What is being asked: Wherever "infrastructure" appears in a line, list that line.

Excerpts from a figure dataset
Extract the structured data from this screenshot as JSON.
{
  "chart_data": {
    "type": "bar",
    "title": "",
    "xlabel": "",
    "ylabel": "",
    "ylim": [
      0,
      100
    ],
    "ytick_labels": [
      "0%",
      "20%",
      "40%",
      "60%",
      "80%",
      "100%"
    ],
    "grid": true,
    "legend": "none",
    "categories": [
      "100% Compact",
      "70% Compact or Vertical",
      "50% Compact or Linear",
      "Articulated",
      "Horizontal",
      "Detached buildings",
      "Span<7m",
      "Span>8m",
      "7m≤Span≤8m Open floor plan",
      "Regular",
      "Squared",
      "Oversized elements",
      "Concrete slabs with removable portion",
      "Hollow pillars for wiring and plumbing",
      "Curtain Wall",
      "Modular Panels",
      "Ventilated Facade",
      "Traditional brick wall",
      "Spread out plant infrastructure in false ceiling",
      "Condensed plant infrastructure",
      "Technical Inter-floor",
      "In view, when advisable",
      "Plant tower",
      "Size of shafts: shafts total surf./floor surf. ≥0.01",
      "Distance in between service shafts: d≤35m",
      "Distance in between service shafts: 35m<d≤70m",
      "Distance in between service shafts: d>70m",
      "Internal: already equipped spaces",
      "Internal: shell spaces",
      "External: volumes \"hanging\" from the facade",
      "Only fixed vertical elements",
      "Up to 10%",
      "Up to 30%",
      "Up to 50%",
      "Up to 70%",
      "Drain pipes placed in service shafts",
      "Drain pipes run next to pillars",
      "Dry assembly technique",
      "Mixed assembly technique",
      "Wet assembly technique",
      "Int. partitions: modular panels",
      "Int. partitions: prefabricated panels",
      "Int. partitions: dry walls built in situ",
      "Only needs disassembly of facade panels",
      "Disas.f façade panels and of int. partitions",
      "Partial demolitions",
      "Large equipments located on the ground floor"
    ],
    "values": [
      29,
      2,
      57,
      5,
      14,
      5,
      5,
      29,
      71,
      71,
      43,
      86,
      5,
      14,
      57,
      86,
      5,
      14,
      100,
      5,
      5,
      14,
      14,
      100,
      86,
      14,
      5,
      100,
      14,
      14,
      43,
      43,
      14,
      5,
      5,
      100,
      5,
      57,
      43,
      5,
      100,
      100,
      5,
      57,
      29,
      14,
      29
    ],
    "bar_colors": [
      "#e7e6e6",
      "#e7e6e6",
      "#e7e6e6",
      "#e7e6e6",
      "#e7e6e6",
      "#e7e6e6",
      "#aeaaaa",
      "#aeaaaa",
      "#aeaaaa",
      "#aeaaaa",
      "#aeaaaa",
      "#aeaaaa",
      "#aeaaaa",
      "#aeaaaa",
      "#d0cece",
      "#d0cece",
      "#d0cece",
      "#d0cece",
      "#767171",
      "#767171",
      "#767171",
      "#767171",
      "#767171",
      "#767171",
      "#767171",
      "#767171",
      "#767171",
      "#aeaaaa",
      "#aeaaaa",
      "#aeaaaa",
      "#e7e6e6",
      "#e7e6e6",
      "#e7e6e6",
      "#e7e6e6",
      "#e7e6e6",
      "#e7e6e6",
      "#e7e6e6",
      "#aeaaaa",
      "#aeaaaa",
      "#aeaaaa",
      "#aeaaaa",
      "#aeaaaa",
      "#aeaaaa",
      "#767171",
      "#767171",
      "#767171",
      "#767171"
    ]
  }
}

Expected output:
      "Spread out plant infrastructure in false ceiling",
      "Condensed plant infrastructure",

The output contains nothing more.